TASK DESCRIPTION: Pictures aside, quote the whole listing exactly.

RECORDS FOR THE TASK:
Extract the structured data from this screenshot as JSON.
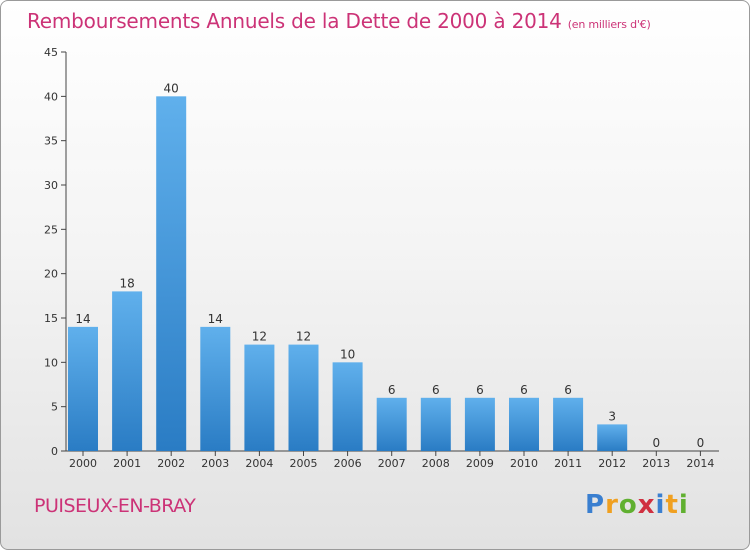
{
  "header": {
    "title": "Remboursements Annuels de la Dette de 2000 à 2014",
    "unit": "(en milliers d'€)"
  },
  "footer": {
    "place": "PUISEUX-EN-BRAY",
    "logo_letters": [
      {
        "ch": "P",
        "color": "#3a7fd0"
      },
      {
        "ch": "r",
        "color": "#f0a020"
      },
      {
        "ch": "o",
        "color": "#60b030"
      },
      {
        "ch": "x",
        "color": "#d03040"
      },
      {
        "ch": "i",
        "color": "#3a7fd0"
      },
      {
        "ch": "t",
        "color": "#f0a020"
      },
      {
        "ch": "i",
        "color": "#60b030"
      }
    ]
  },
  "chart_data": {
    "type": "bar",
    "title": "Remboursements Annuels de la Dette de 2000 à 2014",
    "subtitle": "(en milliers d'€)",
    "xlabel": "",
    "ylabel": "",
    "categories": [
      "2000",
      "2001",
      "2002",
      "2003",
      "2004",
      "2005",
      "2006",
      "2007",
      "2008",
      "2009",
      "2010",
      "2011",
      "2012",
      "2013",
      "2014"
    ],
    "values": [
      14,
      18,
      40,
      14,
      12,
      12,
      10,
      6,
      6,
      6,
      6,
      6,
      3,
      0,
      0
    ],
    "ylim": [
      0,
      45
    ],
    "yticks": [
      0,
      5,
      10,
      15,
      20,
      25,
      30,
      35,
      40,
      45
    ],
    "grid": false,
    "legend": "none",
    "colors": {
      "bar_top": "#60b0ec",
      "bar_bottom": "#2a7cc4",
      "axis": "#444444",
      "tick_text": "#333333",
      "accent": "#cc3377"
    }
  }
}
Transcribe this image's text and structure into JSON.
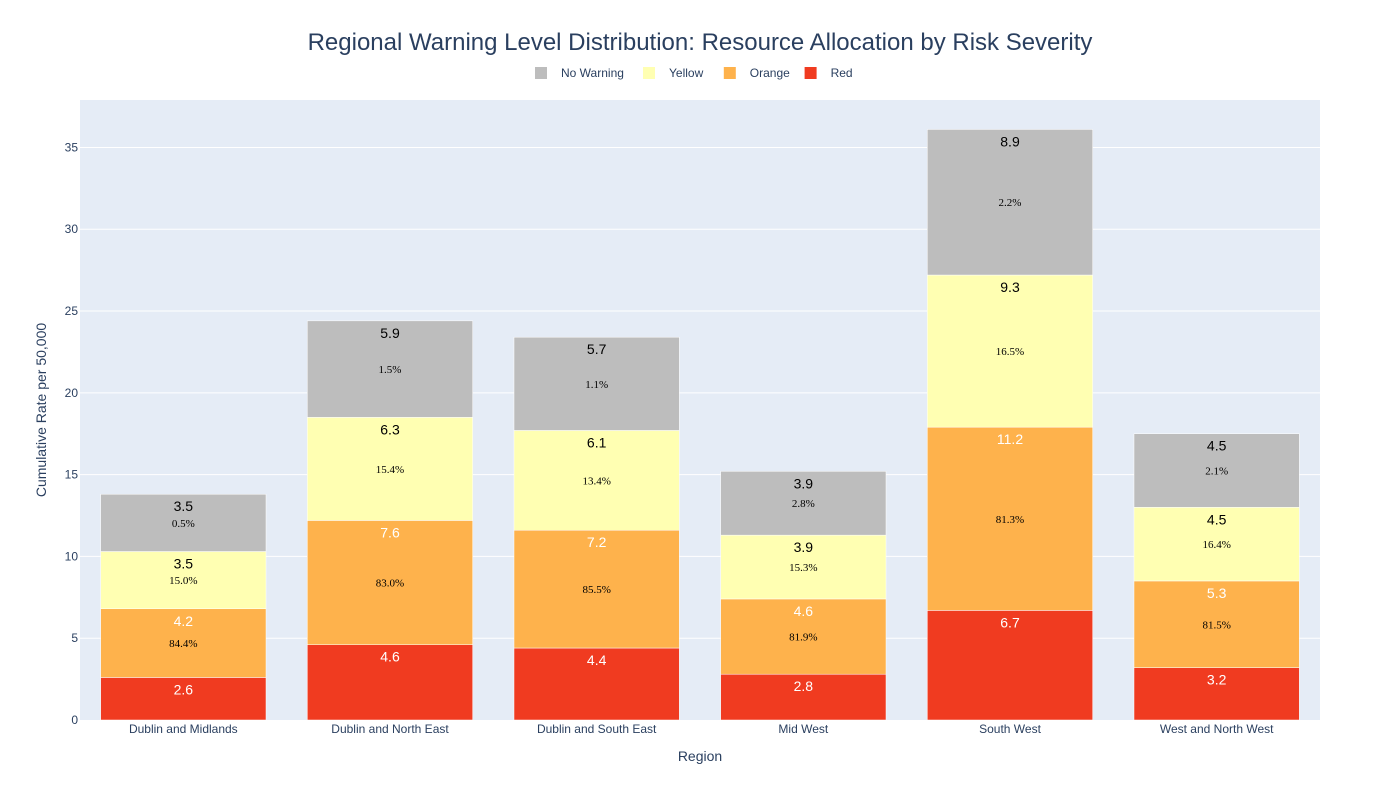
{
  "chart_data": {
    "type": "bar",
    "stacked": true,
    "title": "Regional Warning Level Distribution: Resource Allocation by Risk Severity",
    "xlabel": "Region",
    "ylabel": "Cumulative Rate per 50,000",
    "ylim": [
      0,
      37.9
    ],
    "yticks": [
      0,
      5,
      10,
      15,
      20,
      25,
      30,
      35
    ],
    "grid": true,
    "legend_position": "top-center",
    "categories": [
      "Dublin and Midlands",
      "Dublin and North East",
      "Dublin and South East",
      "Mid West",
      "South West",
      "West and North West"
    ],
    "series": [
      {
        "name": "Red",
        "color": "#f03b20",
        "label_color": "#ffffff",
        "values": [
          2.6,
          4.6,
          4.4,
          2.8,
          6.7,
          3.2
        ]
      },
      {
        "name": "Orange",
        "color": "#feb24c",
        "label_color": "#ffffff",
        "values": [
          4.2,
          7.6,
          7.2,
          4.6,
          11.2,
          5.3
        ]
      },
      {
        "name": "Yellow",
        "color": "#ffffb2",
        "label_color": "#000000",
        "values": [
          3.5,
          6.3,
          6.1,
          3.9,
          9.3,
          4.5
        ]
      },
      {
        "name": "No Warning",
        "color": "#bdbdbd",
        "label_color": "#000000",
        "values": [
          3.5,
          5.9,
          5.7,
          3.9,
          8.9,
          4.5
        ]
      }
    ],
    "legend_order": [
      "No Warning",
      "Yellow",
      "Orange",
      "Red"
    ],
    "annotations": [
      {
        "category": "Dublin and Midlands",
        "texts": [
          "84.4%",
          "15.0%",
          "0.5%"
        ]
      },
      {
        "category": "Dublin and North East",
        "texts": [
          "83.0%",
          "15.4%",
          "1.5%"
        ]
      },
      {
        "category": "Dublin and South East",
        "texts": [
          "85.5%",
          "13.4%",
          "1.1%"
        ]
      },
      {
        "category": "Mid West",
        "texts": [
          "81.9%",
          "15.3%",
          "2.8%"
        ]
      },
      {
        "category": "South West",
        "texts": [
          "81.3%",
          "16.5%",
          "2.2%"
        ]
      },
      {
        "category": "West and North West",
        "texts": [
          "81.5%",
          "16.4%",
          "2.1%"
        ]
      }
    ]
  }
}
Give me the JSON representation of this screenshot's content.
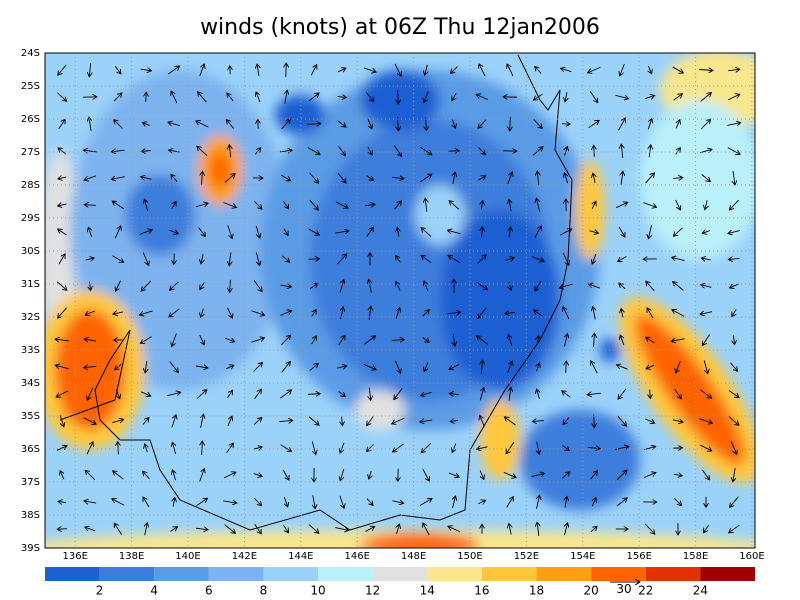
{
  "title": "winds (knots) at 06Z Thu 12jan2006",
  "lat_labels": [
    "24S",
    "25S",
    "26S",
    "27S",
    "28S",
    "29S",
    "30S",
    "31S",
    "32S",
    "33S",
    "34S",
    "35S",
    "36S",
    "37S",
    "38S",
    "39S"
  ],
  "lon_labels": [
    "136E",
    "138E",
    "140E",
    "142E",
    "144E",
    "146E",
    "148E",
    "150E",
    "152E",
    "154E",
    "156E",
    "158E",
    "160E"
  ],
  "colorbar": {
    "colors": [
      "#1e5fd2",
      "#3c7ddc",
      "#5a9be6",
      "#7db4f0",
      "#9bd2fa",
      "#b9f0fa",
      "#e1e1e1",
      "#fae68c",
      "#ffc83c",
      "#ffa014",
      "#ff6400",
      "#e13200",
      "#a00000"
    ],
    "labels": [
      2,
      4,
      6,
      8,
      10,
      12,
      14,
      16,
      18,
      20,
      22,
      24
    ]
  },
  "reference_vector": "30"
}
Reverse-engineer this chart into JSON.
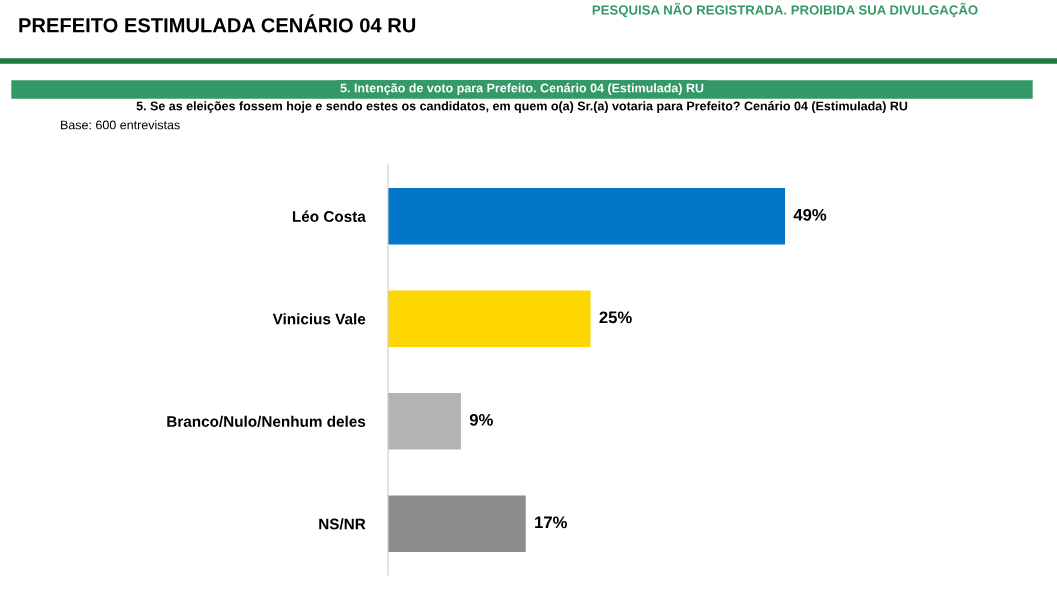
{
  "chart_data": {
    "type": "bar",
    "orientation": "horizontal",
    "title": "PREFEITO ESTIMULADA CENÁRIO 04 RU",
    "subtitle": "5. Intenção de voto para Prefeito. Cenário 04 (Estimulada) RU",
    "annotations": [
      "PESQUISA NÃO REGISTRADA. PROIBIDA SUA DIVULGAÇÃO",
      "5. Se as eleições fossem hoje e sendo estes os candidatos, em quem o(a) Sr.(a) votaria para Prefeito? Cenário 04 (Estimulada) RU",
      "Base: 600 entrevistas"
    ],
    "categories": [
      "Léo Costa",
      "Vinicius Vale",
      "Branco/Nulo/Nenhum deles",
      "NS/NR"
    ],
    "values": [
      49,
      25,
      9,
      17
    ],
    "colors": [
      "#0077c8",
      "#ffd700",
      "#b3b3b3",
      "#8c8c8c"
    ],
    "value_labels": [
      "49%",
      "25%",
      "9%",
      "17%"
    ],
    "grid": false,
    "legend": false
  }
}
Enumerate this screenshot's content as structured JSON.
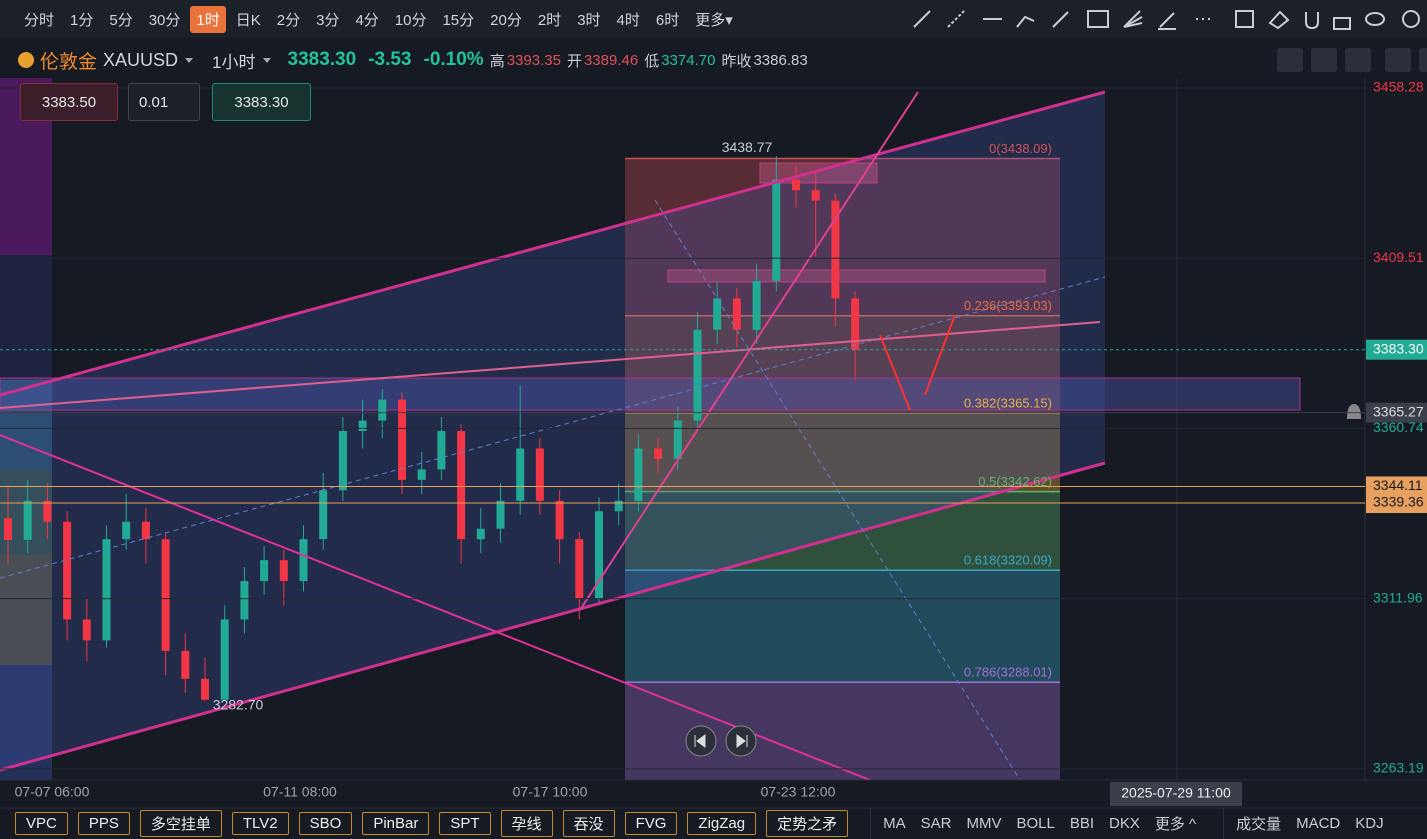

THE OUTPUT:
Extract the structured data from this screenshot as JSON.
{
  "header": {
    "title": "Remboursements Annuels de la Dette de 2000 à 2014",
    "unit": "(en milliers d'€)"
  },
  "footer": {
    "place": "PUISEUX-EN-BRAY",
    "logo_letters": [
      {
        "ch": "P",
        "color": "#3a7fd0"
      },
      {
        "ch": "r",
        "color": "#f0a020"
      },
      {
        "ch": "o",
        "color": "#60b030"
      },
      {
        "ch": "x",
        "color": "#d03040"
      },
      {
        "ch": "i",
        "color": "#3a7fd0"
      },
      {
        "ch": "t",
        "color": "#f0a020"
      },
      {
        "ch": "i",
        "color": "#60b030"
      }
    ]
  },
  "chart_data": {
    "type": "bar",
    "title": "Remboursements Annuels de la Dette de 2000 à 2014",
    "subtitle": "(en milliers d'€)",
    "xlabel": "",
    "ylabel": "",
    "categories": [
      "2000",
      "2001",
      "2002",
      "2003",
      "2004",
      "2005",
      "2006",
      "2007",
      "2008",
      "2009",
      "2010",
      "2011",
      "2012",
      "2013",
      "2014"
    ],
    "values": [
      14,
      18,
      40,
      14,
      12,
      12,
      10,
      6,
      6,
      6,
      6,
      6,
      3,
      0,
      0
    ],
    "ylim": [
      0,
      45
    ],
    "yticks": [
      0,
      5,
      10,
      15,
      20,
      25,
      30,
      35,
      40,
      45
    ],
    "grid": false,
    "legend": "none",
    "colors": {
      "bar_top": "#60b0ec",
      "bar_bottom": "#2a7cc4",
      "axis": "#444444",
      "tick_text": "#333333",
      "accent": "#cc3377"
    }
  }
}
Transcribe this image's text and structure into JSON.
{
  "chart_data": {
    "type": "bar",
    "stacked": true,
    "title": "Regional Warning Level Distribution: Resource Allocation by Risk Severity",
    "xlabel": "Region",
    "ylabel": "Cumulative Rate per 50,000",
    "ylim": [
      0,
      37.9
    ],
    "yticks": [
      0,
      5,
      10,
      15,
      20,
      25,
      30,
      35
    ],
    "grid": true,
    "legend_position": "top-center",
    "categories": [
      "Dublin and Midlands",
      "Dublin and North East",
      "Dublin and South East",
      "Mid West",
      "South West",
      "West and North West"
    ],
    "series": [
      {
        "name": "Red",
        "color": "#f03b20",
        "label_color": "#ffffff",
        "values": [
          2.6,
          4.6,
          4.4,
          2.8,
          6.7,
          3.2
        ]
      },
      {
        "name": "Orange",
        "color": "#feb24c",
        "label_color": "#ffffff",
        "values": [
          4.2,
          7.6,
          7.2,
          4.6,
          11.2,
          5.3
        ]
      },
      {
        "name": "Yellow",
        "color": "#ffffb2",
        "label_color": "#000000",
        "values": [
          3.5,
          6.3,
          6.1,
          3.9,
          9.3,
          4.5
        ]
      },
      {
        "name": "No Warning",
        "color": "#bdbdbd",
        "label_color": "#000000",
        "values": [
          3.5,
          5.9,
          5.7,
          3.9,
          8.9,
          4.5
        ]
      }
    ],
    "legend_order": [
      "No Warning",
      "Yellow",
      "Orange",
      "Red"
    ],
    "annotations": [
      {
        "category": "Dublin and Midlands",
        "texts": [
          "84.4%",
          "15.0%",
          "0.5%"
        ]
      },
      {
        "category": "Dublin and North East",
        "texts": [
          "83.0%",
          "15.4%",
          "1.5%"
        ]
      },
      {
        "category": "Dublin and South East",
        "texts": [
          "85.5%",
          "13.4%",
          "1.1%"
        ]
      },
      {
        "category": "Mid West",
        "texts": [
          "81.9%",
          "15.3%",
          "2.8%"
        ]
      },
      {
        "category": "South West",
        "texts": [
          "81.3%",
          "16.5%",
          "2.2%"
        ]
      },
      {
        "category": "West and North West",
        "texts": [
          "81.5%",
          "16.4%",
          "2.1%"
        ]
      }
    ]
  }
}
Give me the JSON representation of this screenshot's content.
{
  "title": "winds (knots) at 06Z Thu 12jan2006",
  "lat_labels": [
    "24S",
    "25S",
    "26S",
    "27S",
    "28S",
    "29S",
    "30S",
    "31S",
    "32S",
    "33S",
    "34S",
    "35S",
    "36S",
    "37S",
    "38S",
    "39S"
  ],
  "lon_labels": [
    "136E",
    "138E",
    "140E",
    "142E",
    "144E",
    "146E",
    "148E",
    "150E",
    "152E",
    "154E",
    "156E",
    "158E",
    "160E"
  ],
  "colorbar": {
    "colors": [
      "#1e5fd2",
      "#3c7ddc",
      "#5a9be6",
      "#7db4f0",
      "#9bd2fa",
      "#b9f0fa",
      "#e1e1e1",
      "#fae68c",
      "#ffc83c",
      "#ffa014",
      "#ff6400",
      "#e13200",
      "#a00000"
    ],
    "labels": [
      2,
      4,
      6,
      8,
      10,
      12,
      14,
      16,
      18,
      20,
      22,
      24
    ]
  },
  "reference_vector": "30"
}
Reverse-engineer this chart into JSON.
{
  "chart_data": {
    "type": "bar",
    "orientation": "horizontal",
    "title": "PREFEITO ESTIMULADA CENÁRIO 04 RU",
    "subtitle": "5. Intenção de voto para Prefeito. Cenário 04 (Estimulada) RU",
    "annotations": [
      "PESQUISA NÃO REGISTRADA. PROIBIDA SUA DIVULGAÇÃO",
      "5. Se as eleições fossem hoje e sendo estes os candidatos, em quem o(a) Sr.(a) votaria para Prefeito? Cenário 04 (Estimulada) RU",
      "Base: 600 entrevistas"
    ],
    "categories": [
      "Léo Costa",
      "Vinicius Vale",
      "Branco/Nulo/Nenhum deles",
      "NS/NR"
    ],
    "values": [
      49,
      25,
      9,
      17
    ],
    "colors": [
      "#0077c8",
      "#ffd700",
      "#b3b3b3",
      "#8c8c8c"
    ],
    "value_labels": [
      "49%",
      "25%",
      "9%",
      "17%"
    ],
    "grid": false,
    "legend": false
  }
}
Enumerate this screenshot's content as structured JSON.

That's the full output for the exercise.